(Stored entries)
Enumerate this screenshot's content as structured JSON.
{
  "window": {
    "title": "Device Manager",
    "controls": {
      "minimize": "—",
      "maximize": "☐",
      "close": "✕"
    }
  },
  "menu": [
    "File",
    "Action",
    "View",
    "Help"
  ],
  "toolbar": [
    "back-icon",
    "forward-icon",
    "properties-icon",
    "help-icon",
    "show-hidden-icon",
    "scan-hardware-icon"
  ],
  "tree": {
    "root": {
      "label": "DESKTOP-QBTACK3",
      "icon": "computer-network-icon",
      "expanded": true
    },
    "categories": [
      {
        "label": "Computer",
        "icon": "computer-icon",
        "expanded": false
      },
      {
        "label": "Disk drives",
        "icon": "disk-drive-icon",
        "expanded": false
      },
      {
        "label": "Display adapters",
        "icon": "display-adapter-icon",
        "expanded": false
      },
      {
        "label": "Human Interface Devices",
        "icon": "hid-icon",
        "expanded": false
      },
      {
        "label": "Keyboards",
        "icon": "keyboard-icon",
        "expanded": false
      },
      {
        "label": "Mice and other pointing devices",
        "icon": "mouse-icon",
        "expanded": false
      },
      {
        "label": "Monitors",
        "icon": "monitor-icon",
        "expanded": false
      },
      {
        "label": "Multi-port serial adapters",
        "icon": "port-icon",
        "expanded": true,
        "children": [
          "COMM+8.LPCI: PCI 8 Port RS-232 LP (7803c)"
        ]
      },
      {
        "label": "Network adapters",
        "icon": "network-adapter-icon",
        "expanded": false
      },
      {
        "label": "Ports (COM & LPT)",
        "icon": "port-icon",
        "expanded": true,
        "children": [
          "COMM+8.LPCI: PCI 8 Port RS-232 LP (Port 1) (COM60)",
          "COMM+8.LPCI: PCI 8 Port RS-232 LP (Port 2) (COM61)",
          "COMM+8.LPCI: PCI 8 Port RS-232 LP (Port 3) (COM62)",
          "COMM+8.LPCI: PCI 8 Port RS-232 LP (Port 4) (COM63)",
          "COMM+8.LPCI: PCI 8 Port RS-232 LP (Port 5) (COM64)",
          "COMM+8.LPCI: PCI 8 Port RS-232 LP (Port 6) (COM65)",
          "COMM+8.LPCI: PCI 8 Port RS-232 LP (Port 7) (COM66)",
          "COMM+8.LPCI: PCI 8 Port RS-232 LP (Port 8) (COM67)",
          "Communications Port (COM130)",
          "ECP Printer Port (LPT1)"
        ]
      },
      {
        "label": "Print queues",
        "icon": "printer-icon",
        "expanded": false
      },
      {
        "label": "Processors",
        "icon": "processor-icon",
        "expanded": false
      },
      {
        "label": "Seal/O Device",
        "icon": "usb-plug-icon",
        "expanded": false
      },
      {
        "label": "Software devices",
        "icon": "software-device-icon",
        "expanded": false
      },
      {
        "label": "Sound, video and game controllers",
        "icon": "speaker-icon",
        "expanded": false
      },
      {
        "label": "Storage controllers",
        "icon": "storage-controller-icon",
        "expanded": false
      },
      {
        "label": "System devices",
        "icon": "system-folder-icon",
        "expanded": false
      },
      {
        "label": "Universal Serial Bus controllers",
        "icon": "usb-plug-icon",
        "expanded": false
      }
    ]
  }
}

- **OBJECTIVE**
Only the number is wanted: how many lines in the preceding entries hold the string "adapters"?

- **CORRECT OUTPUT**
3